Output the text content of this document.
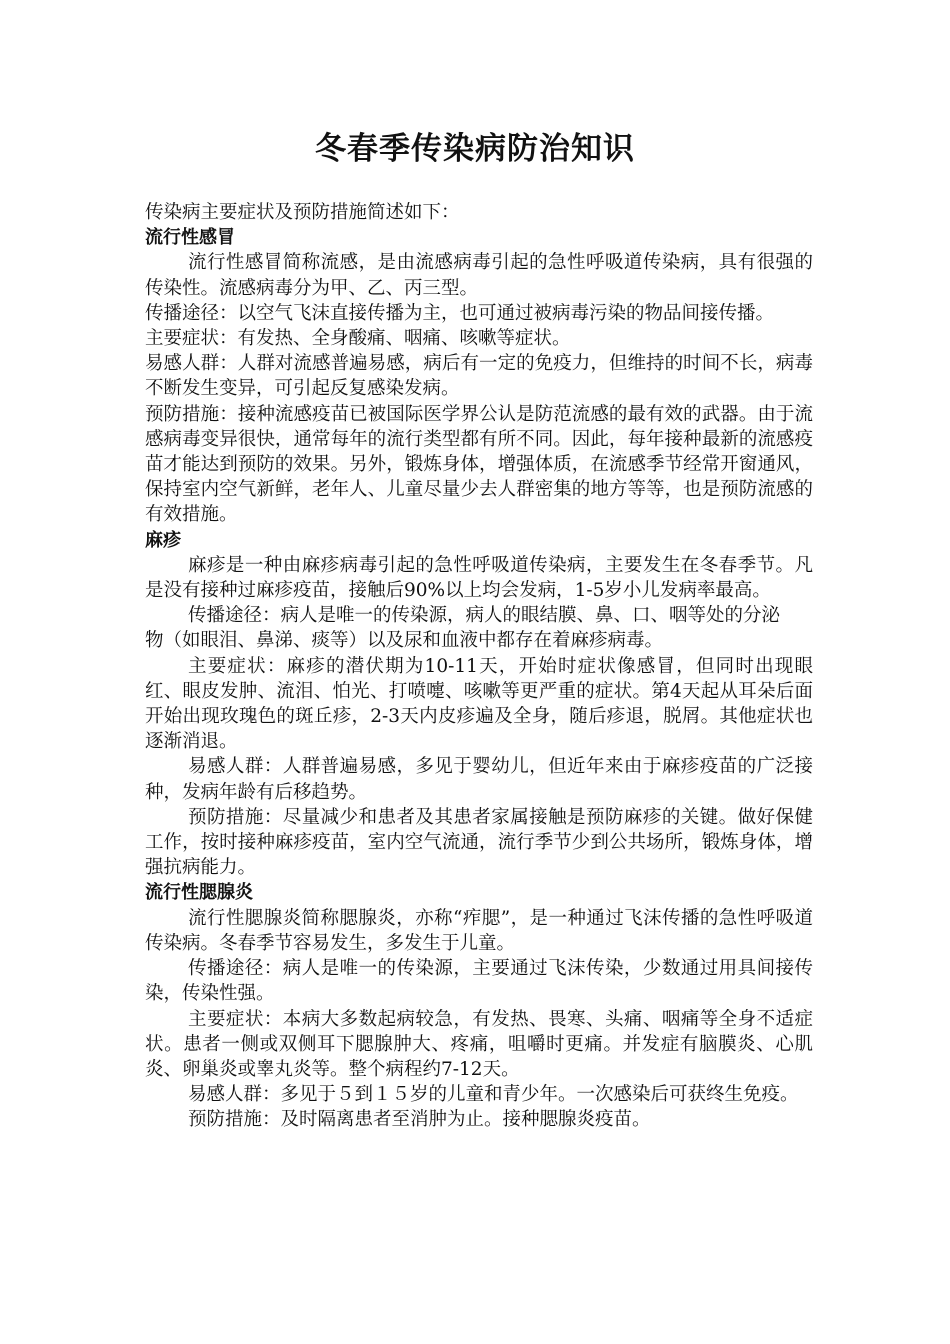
冬春季传染病防治知识

传染病主要症状及预防措施简述如下：

流行性感冒

流行性感冒简称流感，是由流感病毒引起的急性呼吸道传染病，具有很强的传染性。流感病毒分为甲、乙、丙三型。

传播途径：以空气飞沫直接传播为主，也可通过被病毒污染的物品间接传播。

主要症状：有发热、全身酸痛、咽痛、咳嗽等症状。

易感人群：人群对流感普遍易感，病后有一定的免疫力，但维持的时间不长，病毒不断发生变异，可引起反复感染发病。

预防措施：接种流感疫苗已被国际医学界公认是防范流感的最有效的武器。由于流感病毒变异很快，通常每年的流行类型都有所不同。因此，每年接种最新的流感疫苗才能达到预防的效果。另外，锻炼身体，增强体质，在流感季节经常开窗通风，保持室内空气新鲜，老年人、儿童尽量少去人群密集的地方等等，也是预防流感的有效措施。

麻疹

麻疹是一种由麻疹病毒引起的急性呼吸道传染病，主要发生在冬春季节。凡是没有接种过麻疹疫苗，接触后90%以上均会发病，1-5岁小儿发病率最高。

传播途径：病人是唯一的传染源，病人的眼结膜、鼻、口、咽等处的分泌

物（如眼泪、鼻涕、痰等）以及尿和血液中都存在着麻疹病毒。

主要症状：麻疹的潜伏期为10-11天，开始时症状像感冒，但同时出现眼红、眼皮发肿、流泪、怕光、打喷嚏、咳嗽等更严重的症状。第4天起从耳朵后面开始出现玫瑰色的斑丘疹，2-3天内皮疹遍及全身，随后疹退，脱屑。其他症状也逐渐消退。

易感人群：人群普遍易感，多见于婴幼儿，但近年来由于麻疹疫苗的广泛接种，发病年龄有后移趋势。

预防措施：尽量减少和患者及其患者家属接触是预防麻疹的关键。做好保健工作，按时接种麻疹疫苗，室内空气流通，流行季节少到公共场所，锻炼身体，增强抗病能力。

流行性腮腺炎

流行性腮腺炎简称腮腺炎，亦称“痄腮”，是一种通过飞沫传播的急性呼吸道传染病。冬春季节容易发生，多发生于儿童。

传播途径：病人是唯一的传染源，主要通过飞沫传染，少数通过用具间接传染，传染性强。

主要症状：本病大多数起病较急，有发热、畏寒、头痛、咽痛等全身不适症状。患者一侧或双侧耳下腮腺肿大、疼痛，咀嚼时更痛。并发症有脑膜炎、心肌炎、卵巢炎或睾丸炎等。整个病程约7-12天。

易感人群：多见于５到１５岁的儿童和青少年。一次感染后可获终生免疫。

预防措施：及时隔离患者至消肿为止。接种腮腺炎疫苗。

....

> _TASK BRIEF_: Of the lines above, how many hold the word "传播途径"? Say the number alone.

> _EXERCISE ANSWER_: 3